===== Listed records

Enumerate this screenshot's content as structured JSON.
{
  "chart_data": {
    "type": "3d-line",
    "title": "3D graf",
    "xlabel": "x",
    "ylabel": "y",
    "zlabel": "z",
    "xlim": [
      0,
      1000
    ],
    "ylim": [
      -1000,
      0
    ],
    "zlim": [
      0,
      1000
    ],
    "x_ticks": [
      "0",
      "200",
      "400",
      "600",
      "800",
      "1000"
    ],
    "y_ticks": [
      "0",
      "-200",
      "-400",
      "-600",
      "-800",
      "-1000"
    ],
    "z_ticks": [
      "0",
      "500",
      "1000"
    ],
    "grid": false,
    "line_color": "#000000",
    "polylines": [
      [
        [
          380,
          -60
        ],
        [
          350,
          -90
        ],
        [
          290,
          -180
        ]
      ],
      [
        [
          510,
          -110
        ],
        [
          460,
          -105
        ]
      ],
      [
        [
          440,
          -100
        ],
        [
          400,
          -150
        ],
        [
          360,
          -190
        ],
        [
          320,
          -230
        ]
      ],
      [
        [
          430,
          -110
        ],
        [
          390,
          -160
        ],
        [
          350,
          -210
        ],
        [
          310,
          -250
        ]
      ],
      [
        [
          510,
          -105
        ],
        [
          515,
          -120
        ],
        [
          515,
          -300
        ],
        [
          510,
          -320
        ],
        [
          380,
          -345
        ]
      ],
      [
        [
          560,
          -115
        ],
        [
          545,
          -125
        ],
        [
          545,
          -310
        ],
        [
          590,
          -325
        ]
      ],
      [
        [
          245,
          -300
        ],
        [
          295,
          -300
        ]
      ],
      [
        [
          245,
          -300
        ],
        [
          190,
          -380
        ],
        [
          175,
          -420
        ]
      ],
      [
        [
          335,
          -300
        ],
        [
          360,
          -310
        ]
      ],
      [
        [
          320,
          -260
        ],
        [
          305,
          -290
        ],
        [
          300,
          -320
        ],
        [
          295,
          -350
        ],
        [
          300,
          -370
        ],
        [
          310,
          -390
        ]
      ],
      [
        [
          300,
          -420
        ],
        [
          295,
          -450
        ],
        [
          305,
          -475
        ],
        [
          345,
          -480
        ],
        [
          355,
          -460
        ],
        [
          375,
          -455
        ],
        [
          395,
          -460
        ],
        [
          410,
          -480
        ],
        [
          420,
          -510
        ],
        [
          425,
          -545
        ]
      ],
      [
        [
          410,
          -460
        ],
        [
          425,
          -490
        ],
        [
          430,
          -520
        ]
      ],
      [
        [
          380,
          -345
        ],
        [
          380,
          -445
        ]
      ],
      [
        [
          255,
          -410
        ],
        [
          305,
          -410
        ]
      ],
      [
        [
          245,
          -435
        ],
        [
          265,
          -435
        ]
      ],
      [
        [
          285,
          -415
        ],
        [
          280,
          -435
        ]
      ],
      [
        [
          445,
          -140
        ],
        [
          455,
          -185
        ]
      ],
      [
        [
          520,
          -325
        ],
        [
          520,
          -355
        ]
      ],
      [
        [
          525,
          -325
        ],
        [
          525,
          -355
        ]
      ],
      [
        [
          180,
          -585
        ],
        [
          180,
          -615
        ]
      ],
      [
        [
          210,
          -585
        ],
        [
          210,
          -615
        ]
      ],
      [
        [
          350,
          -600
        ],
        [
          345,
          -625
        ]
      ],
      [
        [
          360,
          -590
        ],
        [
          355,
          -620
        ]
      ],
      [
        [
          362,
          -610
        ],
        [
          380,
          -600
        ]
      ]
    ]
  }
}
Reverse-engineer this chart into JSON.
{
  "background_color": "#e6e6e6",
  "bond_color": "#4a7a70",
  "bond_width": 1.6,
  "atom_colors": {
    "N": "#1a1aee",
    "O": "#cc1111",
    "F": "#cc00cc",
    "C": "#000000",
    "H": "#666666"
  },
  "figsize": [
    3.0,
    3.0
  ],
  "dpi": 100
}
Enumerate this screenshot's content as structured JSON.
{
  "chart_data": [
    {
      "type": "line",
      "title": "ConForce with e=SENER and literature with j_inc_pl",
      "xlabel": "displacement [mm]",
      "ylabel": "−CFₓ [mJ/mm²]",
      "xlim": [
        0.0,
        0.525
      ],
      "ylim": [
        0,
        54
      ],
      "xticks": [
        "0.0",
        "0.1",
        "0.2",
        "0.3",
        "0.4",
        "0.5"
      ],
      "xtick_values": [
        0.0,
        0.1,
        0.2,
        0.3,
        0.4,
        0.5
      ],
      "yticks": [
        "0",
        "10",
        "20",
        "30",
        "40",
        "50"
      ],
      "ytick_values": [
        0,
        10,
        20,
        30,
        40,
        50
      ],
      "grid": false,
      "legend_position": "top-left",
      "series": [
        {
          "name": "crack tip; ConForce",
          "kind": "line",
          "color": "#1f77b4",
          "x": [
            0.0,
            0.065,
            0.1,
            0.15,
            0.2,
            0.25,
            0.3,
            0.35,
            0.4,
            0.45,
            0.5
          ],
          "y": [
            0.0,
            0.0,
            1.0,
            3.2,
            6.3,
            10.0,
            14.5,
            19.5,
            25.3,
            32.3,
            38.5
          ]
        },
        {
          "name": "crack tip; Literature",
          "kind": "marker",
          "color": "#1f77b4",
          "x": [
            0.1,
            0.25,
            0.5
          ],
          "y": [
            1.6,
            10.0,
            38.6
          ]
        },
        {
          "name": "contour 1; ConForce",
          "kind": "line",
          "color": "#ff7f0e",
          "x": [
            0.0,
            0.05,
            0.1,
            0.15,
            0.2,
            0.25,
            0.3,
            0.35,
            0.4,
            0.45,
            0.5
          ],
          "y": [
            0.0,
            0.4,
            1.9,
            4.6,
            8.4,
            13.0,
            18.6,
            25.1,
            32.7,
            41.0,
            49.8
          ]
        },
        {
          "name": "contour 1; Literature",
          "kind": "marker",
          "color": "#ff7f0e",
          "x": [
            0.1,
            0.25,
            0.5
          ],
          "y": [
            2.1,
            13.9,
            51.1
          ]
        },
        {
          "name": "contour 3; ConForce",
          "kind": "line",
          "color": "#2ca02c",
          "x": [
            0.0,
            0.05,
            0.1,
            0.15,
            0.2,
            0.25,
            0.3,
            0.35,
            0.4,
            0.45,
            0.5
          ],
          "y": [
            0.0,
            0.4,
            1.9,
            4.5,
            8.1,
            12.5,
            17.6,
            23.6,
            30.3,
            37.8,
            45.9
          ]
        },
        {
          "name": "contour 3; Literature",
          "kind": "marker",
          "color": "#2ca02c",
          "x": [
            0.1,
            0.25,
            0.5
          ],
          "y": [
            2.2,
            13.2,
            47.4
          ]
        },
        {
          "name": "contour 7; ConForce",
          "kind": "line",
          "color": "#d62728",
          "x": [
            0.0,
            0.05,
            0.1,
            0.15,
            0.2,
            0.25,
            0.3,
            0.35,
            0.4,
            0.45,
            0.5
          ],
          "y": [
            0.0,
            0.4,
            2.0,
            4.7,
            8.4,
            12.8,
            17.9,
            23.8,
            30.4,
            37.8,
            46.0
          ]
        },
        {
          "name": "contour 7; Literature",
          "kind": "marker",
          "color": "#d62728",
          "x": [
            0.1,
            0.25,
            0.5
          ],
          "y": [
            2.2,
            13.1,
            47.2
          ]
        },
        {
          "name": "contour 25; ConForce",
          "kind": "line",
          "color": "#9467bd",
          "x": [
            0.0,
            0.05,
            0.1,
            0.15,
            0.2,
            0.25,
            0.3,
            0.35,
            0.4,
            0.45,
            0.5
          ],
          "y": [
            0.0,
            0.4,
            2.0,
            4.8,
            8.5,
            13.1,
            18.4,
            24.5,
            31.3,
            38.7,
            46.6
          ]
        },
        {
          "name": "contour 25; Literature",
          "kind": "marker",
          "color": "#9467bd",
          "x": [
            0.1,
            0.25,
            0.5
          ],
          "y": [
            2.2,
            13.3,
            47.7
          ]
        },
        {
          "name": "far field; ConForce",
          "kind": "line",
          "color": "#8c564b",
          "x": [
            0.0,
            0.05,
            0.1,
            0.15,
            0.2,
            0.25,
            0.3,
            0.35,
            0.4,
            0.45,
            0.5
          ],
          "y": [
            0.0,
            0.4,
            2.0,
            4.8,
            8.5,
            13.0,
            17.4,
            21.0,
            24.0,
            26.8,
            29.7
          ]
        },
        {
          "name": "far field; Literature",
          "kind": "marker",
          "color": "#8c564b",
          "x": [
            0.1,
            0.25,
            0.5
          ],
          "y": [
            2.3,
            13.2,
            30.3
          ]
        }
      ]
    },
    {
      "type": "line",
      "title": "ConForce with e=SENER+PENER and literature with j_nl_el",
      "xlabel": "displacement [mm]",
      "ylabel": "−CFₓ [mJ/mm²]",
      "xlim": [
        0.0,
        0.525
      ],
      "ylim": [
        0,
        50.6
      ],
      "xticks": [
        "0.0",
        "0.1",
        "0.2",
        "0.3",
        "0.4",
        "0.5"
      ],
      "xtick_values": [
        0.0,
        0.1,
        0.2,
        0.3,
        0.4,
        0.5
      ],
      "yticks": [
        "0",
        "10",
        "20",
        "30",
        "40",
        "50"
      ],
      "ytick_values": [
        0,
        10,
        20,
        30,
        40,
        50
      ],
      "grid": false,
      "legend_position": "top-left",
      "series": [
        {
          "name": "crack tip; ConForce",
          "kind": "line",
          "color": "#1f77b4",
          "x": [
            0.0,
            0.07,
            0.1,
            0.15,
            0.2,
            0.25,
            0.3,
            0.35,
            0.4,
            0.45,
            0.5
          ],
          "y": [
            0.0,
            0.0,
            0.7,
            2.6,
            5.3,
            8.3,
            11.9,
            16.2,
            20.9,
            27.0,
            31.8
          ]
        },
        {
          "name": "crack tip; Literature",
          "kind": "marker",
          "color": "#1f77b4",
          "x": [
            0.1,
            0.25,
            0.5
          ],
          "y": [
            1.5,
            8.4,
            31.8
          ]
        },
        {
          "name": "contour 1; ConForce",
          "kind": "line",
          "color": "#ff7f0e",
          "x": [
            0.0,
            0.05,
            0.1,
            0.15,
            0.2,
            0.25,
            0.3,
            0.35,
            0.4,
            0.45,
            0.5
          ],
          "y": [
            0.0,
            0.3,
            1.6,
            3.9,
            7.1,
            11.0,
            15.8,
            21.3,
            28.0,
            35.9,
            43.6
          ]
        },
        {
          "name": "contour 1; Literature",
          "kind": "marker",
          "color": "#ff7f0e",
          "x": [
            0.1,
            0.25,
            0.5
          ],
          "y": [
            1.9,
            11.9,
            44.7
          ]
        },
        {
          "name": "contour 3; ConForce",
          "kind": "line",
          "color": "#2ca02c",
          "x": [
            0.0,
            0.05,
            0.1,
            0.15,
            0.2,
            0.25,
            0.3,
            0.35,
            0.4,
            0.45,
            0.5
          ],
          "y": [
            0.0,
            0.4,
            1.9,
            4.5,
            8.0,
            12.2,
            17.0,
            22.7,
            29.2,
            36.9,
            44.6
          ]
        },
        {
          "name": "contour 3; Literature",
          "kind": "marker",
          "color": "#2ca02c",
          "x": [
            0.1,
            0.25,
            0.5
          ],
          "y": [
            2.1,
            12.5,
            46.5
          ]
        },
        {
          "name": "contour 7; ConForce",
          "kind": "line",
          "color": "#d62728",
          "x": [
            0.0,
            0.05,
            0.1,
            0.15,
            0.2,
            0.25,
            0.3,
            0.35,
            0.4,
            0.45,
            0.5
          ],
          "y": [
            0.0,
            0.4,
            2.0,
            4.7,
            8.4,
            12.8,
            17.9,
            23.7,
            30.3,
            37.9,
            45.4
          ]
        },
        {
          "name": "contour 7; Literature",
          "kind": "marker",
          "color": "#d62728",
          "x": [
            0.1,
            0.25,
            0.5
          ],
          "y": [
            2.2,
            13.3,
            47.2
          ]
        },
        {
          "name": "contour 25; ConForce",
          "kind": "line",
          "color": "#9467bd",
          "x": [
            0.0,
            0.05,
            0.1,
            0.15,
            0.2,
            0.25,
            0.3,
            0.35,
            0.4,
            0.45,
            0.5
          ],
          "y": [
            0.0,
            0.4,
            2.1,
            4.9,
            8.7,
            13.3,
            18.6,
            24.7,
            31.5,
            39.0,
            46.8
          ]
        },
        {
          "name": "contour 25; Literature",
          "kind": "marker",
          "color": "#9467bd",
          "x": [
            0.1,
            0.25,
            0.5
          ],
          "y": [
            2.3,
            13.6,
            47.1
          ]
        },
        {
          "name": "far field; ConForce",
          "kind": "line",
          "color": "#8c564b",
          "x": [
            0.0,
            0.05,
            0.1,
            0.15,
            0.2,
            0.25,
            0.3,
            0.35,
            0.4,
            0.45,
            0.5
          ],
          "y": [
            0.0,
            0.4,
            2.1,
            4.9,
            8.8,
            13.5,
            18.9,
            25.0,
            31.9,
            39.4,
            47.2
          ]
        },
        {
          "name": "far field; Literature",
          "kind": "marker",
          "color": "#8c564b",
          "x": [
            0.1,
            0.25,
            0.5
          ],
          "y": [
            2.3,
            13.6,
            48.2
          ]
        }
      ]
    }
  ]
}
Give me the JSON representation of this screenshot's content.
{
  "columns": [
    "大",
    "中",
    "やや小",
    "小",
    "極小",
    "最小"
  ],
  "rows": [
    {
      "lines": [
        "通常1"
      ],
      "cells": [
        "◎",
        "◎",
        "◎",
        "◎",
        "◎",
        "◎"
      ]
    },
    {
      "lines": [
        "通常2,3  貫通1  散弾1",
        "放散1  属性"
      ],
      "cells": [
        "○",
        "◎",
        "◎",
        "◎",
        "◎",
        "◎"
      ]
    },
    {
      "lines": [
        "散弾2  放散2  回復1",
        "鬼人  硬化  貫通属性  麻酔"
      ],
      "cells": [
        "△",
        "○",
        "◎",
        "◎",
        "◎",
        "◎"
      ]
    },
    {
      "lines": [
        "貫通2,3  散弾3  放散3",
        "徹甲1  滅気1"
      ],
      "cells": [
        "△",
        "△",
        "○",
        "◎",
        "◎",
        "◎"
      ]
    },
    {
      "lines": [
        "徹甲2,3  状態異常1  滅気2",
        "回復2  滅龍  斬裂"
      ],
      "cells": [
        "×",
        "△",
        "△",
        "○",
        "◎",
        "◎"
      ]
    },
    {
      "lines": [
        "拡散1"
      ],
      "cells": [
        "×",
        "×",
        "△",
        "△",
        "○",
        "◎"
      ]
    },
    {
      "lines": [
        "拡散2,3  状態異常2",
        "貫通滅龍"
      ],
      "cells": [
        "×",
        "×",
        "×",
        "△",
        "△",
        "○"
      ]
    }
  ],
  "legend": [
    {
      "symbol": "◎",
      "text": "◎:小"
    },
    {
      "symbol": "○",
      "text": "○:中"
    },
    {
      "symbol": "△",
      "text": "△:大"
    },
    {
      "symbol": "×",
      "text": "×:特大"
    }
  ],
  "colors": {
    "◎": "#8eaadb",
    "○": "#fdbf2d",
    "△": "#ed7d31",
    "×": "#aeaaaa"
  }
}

==========

_Given task_
Copy every line from the records above that contains the word "SENER".

_The solution_
      "title": "ConForce with e=SENER and literature with j_inc_pl",
      "title": "ConForce with e=SENER+PENER and literature with j_nl_el",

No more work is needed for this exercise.